TASK OBJECTIVE: All of the records below must be output exactly, with no pictures carried over.

Interface dataset entries
⟨

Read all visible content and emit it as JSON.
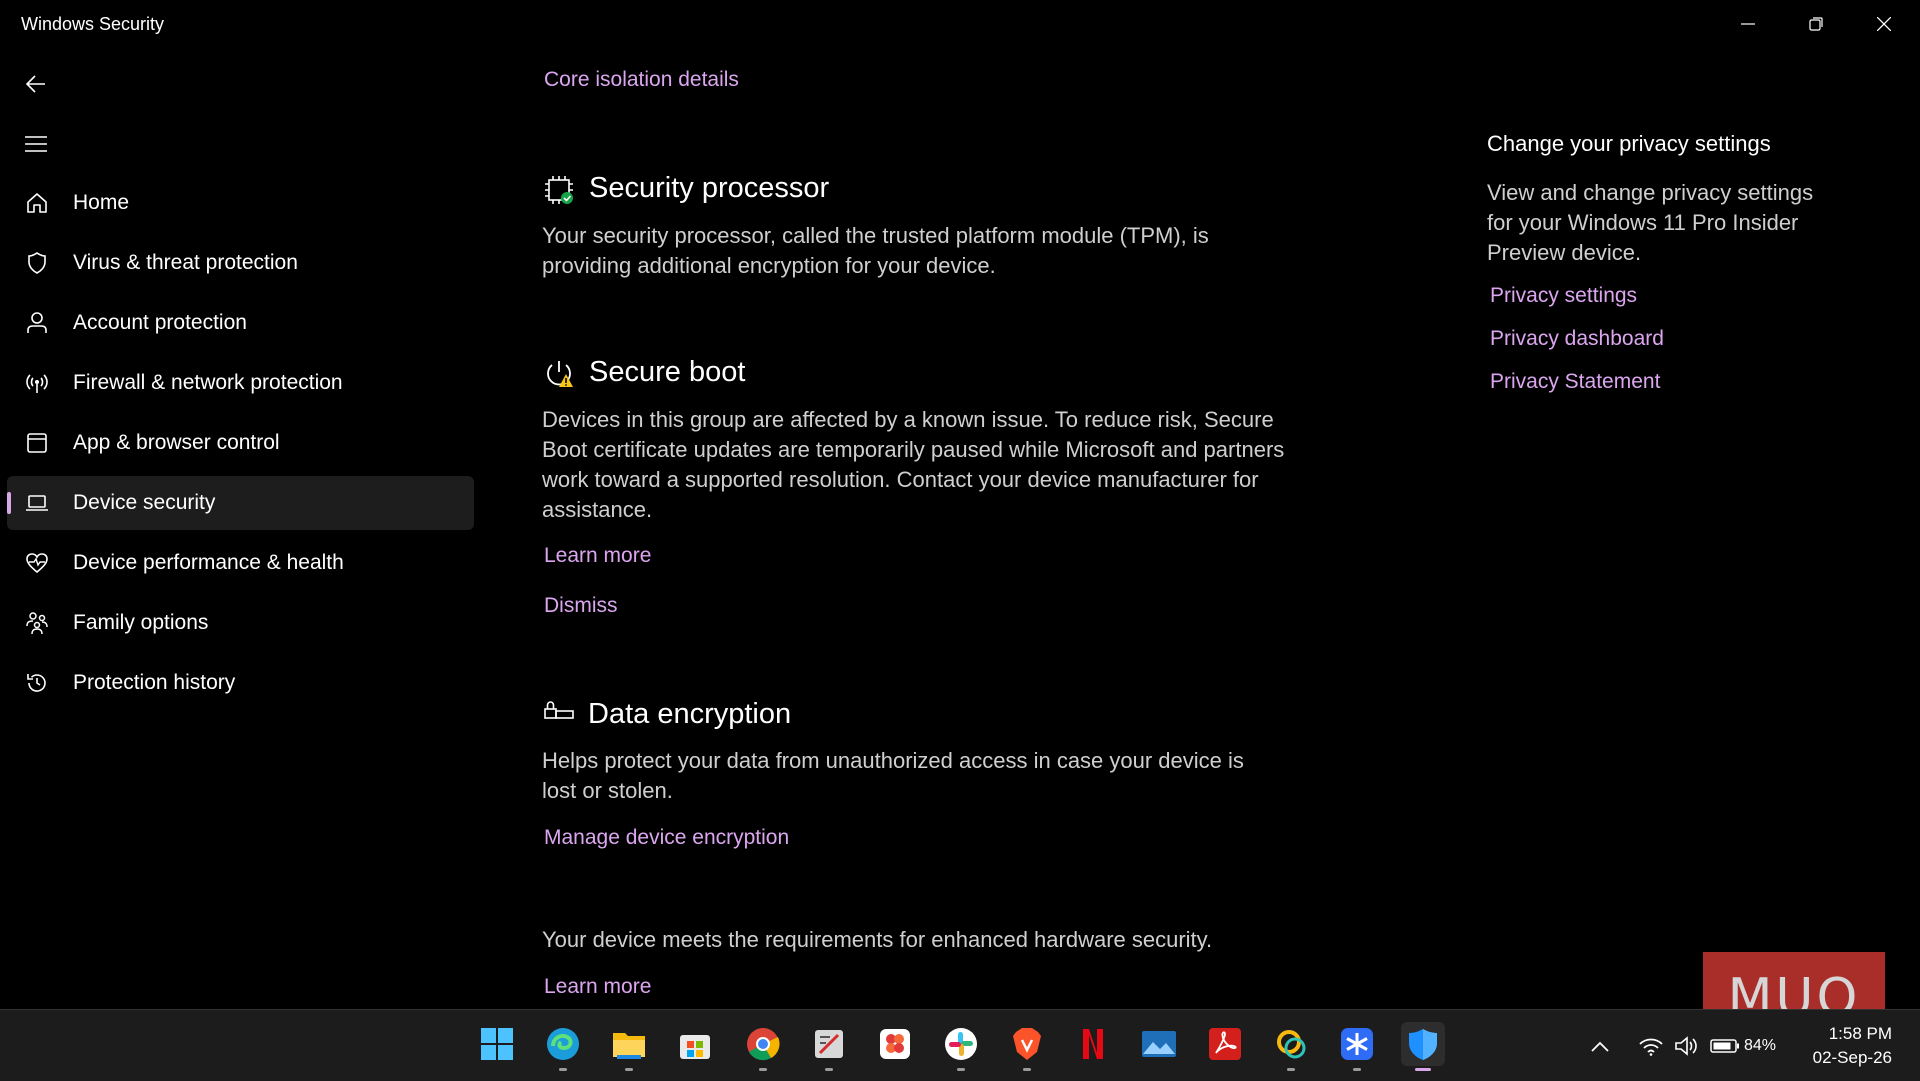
{
  "window": {
    "title": "Windows Security"
  },
  "nav": {
    "items": [
      {
        "label": "Home",
        "icon": "home-icon"
      },
      {
        "label": "Virus & threat protection",
        "icon": "shield-icon"
      },
      {
        "label": "Account protection",
        "icon": "person-icon"
      },
      {
        "label": "Firewall & network protection",
        "icon": "antenna-icon"
      },
      {
        "label": "App & browser control",
        "icon": "browser-window-icon"
      },
      {
        "label": "Device security",
        "icon": "laptop-icon",
        "active": true
      },
      {
        "label": "Device performance & health",
        "icon": "heart-pulse-icon"
      },
      {
        "label": "Family options",
        "icon": "family-icon"
      },
      {
        "label": "Protection history",
        "icon": "history-icon"
      }
    ]
  },
  "main": {
    "core_isolation_link": "Core isolation details",
    "security_processor": {
      "title": "Security processor",
      "description": "Your security processor, called the trusted platform module (TPM), is providing additional encryption for your device."
    },
    "secure_boot": {
      "title": "Secure boot",
      "description": "Devices in this group are affected by a known issue. To reduce risk, Secure Boot certificate updates are temporarily paused while Microsoft and partners work toward a supported resolution. Contact your device manufacturer for assistance.",
      "learn_more": "Learn more",
      "dismiss": "Dismiss"
    },
    "data_encryption": {
      "title": "Data encryption",
      "description": "Helps protect your data from unauthorized access in case your device is lost or stolen.",
      "manage_link": "Manage device encryption"
    },
    "footer": {
      "text": "Your device meets the requirements for enhanced hardware security.",
      "learn_more": "Learn more"
    }
  },
  "side": {
    "title": "Change your privacy settings",
    "text": "View and change privacy settings for your Windows 11 Pro Insider Preview device.",
    "links": [
      "Privacy settings",
      "Privacy dashboard",
      "Privacy Statement"
    ]
  },
  "taskbar": {
    "apps": [
      "start-icon",
      "edge-icon",
      "file-explorer-icon",
      "store-icon",
      "chrome-icon",
      "snipping-tool-icon",
      "photos-icon",
      "slack-icon",
      "brave-icon",
      "netflix-icon",
      "photos-landscape-icon",
      "acrobat-icon",
      "sync-app-icon",
      "snowflake-app-icon",
      "windows-security-icon"
    ],
    "battery": "84%",
    "time": "1:58 PM",
    "date": "02-Sep-26"
  },
  "watermark": "MUO",
  "colors": {
    "accent": "#dba6ef",
    "background": "#000000",
    "taskbar": "#1c1c1c"
  }
}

⟩

PROBLEM SOLUTION:
Read all visible content and emit it as JSON.
{
  "window": {
    "title": "Windows Security"
  },
  "nav": {
    "items": [
      {
        "label": "Home",
        "icon": "home-icon"
      },
      {
        "label": "Virus & threat protection",
        "icon": "shield-icon"
      },
      {
        "label": "Account protection",
        "icon": "person-icon"
      },
      {
        "label": "Firewall & network protection",
        "icon": "antenna-icon"
      },
      {
        "label": "App & browser control",
        "icon": "browser-window-icon"
      },
      {
        "label": "Device security",
        "icon": "laptop-icon",
        "active": true
      },
      {
        "label": "Device performance & health",
        "icon": "heart-pulse-icon"
      },
      {
        "label": "Family options",
        "icon": "family-icon"
      },
      {
        "label": "Protection history",
        "icon": "history-icon"
      }
    ]
  },
  "main": {
    "core_isolation_link": "Core isolation details",
    "security_processor": {
      "title": "Security processor",
      "description": "Your security processor, called the trusted platform module (TPM), is providing additional encryption for your device."
    },
    "secure_boot": {
      "title": "Secure boot",
      "description": "Devices in this group are affected by a known issue. To reduce risk, Secure Boot certificate updates are temporarily paused while Microsoft and partners work toward a supported resolution. Contact your device manufacturer for assistance.",
      "learn_more": "Learn more",
      "dismiss": "Dismiss"
    },
    "data_encryption": {
      "title": "Data encryption",
      "description": "Helps protect your data from unauthorized access in case your device is lost or stolen.",
      "manage_link": "Manage device encryption"
    },
    "footer": {
      "text": "Your device meets the requirements for enhanced hardware security.",
      "learn_more": "Learn more"
    }
  },
  "side": {
    "title": "Change your privacy settings",
    "text": "View and change privacy settings for your Windows 11 Pro Insider Preview device.",
    "links": [
      "Privacy settings",
      "Privacy dashboard",
      "Privacy Statement"
    ]
  },
  "taskbar": {
    "apps": [
      "start-icon",
      "edge-icon",
      "file-explorer-icon",
      "store-icon",
      "chrome-icon",
      "snipping-tool-icon",
      "photos-icon",
      "slack-icon",
      "brave-icon",
      "netflix-icon",
      "photos-landscape-icon",
      "acrobat-icon",
      "sync-app-icon",
      "snowflake-app-icon",
      "windows-security-icon"
    ],
    "battery": "84%",
    "time": "1:58 PM",
    "date": "02-Sep-26"
  },
  "watermark": "MUO",
  "colors": {
    "accent": "#dba6ef",
    "background": "#000000",
    "taskbar": "#1c1c1c"
  }
}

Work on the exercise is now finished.